Task instructions: Search the material below for the word "отказа" and copy every line in which it occurs.
━━ Dataset content ━━
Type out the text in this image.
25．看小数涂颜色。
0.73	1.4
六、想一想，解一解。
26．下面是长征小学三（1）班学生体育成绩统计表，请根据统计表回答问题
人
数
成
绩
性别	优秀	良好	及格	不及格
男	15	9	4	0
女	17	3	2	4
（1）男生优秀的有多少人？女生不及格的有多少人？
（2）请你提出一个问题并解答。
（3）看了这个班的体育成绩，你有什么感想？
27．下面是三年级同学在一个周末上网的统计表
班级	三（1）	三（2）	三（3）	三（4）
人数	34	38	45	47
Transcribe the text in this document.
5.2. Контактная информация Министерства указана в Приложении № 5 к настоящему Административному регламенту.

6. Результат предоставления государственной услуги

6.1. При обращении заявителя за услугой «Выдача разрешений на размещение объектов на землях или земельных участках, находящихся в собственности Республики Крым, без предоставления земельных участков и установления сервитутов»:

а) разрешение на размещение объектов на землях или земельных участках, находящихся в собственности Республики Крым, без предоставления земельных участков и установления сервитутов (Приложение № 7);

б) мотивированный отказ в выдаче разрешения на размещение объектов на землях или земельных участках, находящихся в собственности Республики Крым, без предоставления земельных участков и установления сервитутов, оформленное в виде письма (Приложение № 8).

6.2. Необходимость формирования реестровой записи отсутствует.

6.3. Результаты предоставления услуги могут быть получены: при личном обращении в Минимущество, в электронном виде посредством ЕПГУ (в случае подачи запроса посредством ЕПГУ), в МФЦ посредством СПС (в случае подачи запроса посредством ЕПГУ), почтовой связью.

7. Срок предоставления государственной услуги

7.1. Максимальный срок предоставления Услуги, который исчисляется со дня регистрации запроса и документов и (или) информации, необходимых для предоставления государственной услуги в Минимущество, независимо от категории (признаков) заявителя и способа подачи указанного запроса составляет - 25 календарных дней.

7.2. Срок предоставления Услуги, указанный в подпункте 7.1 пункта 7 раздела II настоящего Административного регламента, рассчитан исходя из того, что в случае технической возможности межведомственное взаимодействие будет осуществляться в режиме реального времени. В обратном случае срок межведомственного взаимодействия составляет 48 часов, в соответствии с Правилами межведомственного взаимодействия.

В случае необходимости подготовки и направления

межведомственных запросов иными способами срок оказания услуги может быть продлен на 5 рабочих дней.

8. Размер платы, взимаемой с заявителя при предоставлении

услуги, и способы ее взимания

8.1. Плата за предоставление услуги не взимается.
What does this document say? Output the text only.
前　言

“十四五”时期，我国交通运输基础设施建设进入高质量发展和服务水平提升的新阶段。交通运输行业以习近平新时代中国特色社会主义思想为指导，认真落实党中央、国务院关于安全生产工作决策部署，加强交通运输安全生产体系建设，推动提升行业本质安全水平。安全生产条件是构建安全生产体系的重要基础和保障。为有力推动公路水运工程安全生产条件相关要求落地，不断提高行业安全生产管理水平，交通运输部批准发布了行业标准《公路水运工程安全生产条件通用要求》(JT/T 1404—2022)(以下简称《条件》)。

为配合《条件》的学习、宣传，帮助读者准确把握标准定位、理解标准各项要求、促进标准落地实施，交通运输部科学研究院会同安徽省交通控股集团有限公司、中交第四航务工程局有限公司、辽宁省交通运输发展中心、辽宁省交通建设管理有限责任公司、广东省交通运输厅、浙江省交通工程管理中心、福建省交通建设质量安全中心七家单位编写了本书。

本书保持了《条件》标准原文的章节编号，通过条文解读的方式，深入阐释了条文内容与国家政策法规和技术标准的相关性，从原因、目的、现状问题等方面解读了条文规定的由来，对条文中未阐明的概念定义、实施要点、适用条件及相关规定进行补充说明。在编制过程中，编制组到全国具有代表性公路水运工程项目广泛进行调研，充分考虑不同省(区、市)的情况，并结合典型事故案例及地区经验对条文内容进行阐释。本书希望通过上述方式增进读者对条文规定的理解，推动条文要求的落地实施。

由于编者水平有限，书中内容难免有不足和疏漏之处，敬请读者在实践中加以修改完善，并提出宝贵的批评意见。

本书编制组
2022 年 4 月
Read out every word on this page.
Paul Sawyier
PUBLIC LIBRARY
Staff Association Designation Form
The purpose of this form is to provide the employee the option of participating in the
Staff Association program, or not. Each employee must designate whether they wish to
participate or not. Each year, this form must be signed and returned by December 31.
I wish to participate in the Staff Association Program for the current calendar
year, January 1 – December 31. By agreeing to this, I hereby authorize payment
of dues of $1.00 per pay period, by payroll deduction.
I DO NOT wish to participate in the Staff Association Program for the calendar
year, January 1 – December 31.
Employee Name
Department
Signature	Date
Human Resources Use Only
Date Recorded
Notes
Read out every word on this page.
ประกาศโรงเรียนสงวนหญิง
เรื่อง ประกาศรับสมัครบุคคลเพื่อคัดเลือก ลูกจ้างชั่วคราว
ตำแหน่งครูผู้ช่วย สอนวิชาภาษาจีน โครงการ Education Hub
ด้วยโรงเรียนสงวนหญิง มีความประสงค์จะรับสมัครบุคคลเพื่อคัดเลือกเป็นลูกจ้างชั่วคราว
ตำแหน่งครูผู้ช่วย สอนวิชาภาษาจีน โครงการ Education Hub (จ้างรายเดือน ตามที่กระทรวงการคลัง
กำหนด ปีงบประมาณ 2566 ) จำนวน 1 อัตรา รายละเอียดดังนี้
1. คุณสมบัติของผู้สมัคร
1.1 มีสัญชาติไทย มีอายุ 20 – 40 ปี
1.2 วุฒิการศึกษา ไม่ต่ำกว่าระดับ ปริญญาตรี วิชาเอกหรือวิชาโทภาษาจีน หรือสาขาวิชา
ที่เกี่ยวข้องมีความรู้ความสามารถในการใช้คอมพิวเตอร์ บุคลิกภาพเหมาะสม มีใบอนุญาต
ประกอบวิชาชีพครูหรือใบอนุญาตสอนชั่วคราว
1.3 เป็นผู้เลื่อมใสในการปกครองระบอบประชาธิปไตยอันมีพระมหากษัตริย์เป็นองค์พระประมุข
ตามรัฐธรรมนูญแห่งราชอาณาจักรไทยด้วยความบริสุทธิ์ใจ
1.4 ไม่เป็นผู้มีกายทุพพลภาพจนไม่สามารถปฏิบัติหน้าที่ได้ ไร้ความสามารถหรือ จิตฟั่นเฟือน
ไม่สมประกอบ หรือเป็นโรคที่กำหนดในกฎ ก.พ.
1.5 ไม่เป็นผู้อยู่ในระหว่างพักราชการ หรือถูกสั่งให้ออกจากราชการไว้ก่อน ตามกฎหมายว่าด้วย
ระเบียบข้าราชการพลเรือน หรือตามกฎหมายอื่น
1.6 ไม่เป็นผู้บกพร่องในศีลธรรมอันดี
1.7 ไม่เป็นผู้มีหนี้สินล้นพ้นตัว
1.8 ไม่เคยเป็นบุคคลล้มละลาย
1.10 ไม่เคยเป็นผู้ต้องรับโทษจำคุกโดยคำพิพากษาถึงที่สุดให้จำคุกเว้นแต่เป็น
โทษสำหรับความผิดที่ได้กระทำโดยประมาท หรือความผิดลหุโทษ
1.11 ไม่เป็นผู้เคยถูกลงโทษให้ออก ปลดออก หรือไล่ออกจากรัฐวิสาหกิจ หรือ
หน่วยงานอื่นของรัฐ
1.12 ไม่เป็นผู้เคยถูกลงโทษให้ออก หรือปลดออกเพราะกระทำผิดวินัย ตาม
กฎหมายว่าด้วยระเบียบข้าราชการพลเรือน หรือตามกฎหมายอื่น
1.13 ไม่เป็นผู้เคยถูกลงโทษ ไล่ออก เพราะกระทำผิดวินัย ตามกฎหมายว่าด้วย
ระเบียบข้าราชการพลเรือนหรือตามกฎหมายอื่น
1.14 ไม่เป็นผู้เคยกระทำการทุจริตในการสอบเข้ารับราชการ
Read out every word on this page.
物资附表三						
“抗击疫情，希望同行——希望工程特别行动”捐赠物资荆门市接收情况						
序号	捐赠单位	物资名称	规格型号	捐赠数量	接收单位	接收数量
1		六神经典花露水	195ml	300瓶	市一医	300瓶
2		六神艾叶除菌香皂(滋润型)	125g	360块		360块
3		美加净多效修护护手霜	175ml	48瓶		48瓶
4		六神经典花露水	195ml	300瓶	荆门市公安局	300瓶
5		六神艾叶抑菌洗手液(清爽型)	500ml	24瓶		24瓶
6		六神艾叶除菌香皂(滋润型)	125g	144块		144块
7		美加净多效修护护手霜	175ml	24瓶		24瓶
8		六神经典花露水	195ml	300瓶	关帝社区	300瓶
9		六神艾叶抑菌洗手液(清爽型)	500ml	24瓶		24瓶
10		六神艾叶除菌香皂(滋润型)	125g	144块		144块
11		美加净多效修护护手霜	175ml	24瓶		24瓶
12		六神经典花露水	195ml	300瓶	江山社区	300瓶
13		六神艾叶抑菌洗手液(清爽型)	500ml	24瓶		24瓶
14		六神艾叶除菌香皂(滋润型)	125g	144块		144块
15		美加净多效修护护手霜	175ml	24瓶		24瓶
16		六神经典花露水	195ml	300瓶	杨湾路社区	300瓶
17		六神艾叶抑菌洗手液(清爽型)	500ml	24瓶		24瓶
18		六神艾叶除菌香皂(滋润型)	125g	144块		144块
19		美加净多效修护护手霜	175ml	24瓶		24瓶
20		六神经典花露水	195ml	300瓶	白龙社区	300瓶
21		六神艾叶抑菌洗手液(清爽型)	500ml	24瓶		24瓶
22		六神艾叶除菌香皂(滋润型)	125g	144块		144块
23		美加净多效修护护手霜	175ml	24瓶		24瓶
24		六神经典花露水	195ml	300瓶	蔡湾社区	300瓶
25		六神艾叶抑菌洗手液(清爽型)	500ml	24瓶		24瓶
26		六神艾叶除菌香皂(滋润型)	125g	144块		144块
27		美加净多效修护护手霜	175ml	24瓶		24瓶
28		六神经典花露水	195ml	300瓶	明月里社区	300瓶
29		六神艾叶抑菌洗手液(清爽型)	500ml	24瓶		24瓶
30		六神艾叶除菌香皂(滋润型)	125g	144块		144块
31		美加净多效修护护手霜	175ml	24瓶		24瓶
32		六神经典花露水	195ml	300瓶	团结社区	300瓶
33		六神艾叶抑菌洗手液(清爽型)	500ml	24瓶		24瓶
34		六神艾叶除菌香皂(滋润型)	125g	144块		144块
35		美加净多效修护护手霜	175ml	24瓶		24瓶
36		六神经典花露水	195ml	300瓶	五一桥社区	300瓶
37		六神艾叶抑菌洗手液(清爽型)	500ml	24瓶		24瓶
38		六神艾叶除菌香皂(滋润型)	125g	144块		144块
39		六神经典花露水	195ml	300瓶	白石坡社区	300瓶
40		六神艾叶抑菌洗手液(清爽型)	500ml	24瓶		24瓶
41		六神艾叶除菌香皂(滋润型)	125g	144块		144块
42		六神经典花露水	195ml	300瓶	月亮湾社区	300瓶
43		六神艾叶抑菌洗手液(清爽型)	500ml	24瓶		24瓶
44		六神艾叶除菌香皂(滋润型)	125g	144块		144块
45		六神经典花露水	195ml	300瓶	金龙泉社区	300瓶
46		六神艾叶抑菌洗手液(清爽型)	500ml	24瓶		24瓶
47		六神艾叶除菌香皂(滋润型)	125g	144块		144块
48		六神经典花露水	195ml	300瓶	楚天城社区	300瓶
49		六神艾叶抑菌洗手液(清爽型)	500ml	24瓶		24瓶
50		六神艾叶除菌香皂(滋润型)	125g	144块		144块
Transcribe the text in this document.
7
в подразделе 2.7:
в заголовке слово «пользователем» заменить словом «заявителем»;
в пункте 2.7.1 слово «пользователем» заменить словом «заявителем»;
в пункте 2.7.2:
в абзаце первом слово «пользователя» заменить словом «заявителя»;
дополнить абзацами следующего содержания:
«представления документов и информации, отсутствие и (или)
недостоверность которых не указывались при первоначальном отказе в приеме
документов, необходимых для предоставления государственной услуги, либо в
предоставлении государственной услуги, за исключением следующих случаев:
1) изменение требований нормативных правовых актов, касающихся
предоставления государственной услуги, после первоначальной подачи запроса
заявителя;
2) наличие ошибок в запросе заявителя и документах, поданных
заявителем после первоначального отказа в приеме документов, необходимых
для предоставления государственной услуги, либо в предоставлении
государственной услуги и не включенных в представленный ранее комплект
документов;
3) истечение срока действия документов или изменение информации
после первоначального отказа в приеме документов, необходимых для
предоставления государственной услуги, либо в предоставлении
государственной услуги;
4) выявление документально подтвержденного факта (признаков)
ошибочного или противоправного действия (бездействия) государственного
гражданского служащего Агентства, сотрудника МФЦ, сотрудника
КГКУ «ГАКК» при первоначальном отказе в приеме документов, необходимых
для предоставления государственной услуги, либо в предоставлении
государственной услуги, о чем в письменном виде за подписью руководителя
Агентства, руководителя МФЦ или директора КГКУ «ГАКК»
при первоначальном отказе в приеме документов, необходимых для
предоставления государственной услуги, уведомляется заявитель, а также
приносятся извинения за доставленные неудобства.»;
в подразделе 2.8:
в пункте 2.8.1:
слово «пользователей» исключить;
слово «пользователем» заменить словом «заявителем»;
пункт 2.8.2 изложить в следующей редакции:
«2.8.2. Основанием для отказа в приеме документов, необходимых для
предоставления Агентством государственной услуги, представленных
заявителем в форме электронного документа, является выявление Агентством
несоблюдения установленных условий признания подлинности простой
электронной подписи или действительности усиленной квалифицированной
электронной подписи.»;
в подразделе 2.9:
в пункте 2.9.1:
━━━
Completed task:
заявителем после первоначального отказа в приеме документов, необходимых
после первоначального отказа в приеме документов, необходимых для
«2.8.2. Основанием для отказа в приеме документов, необходимых для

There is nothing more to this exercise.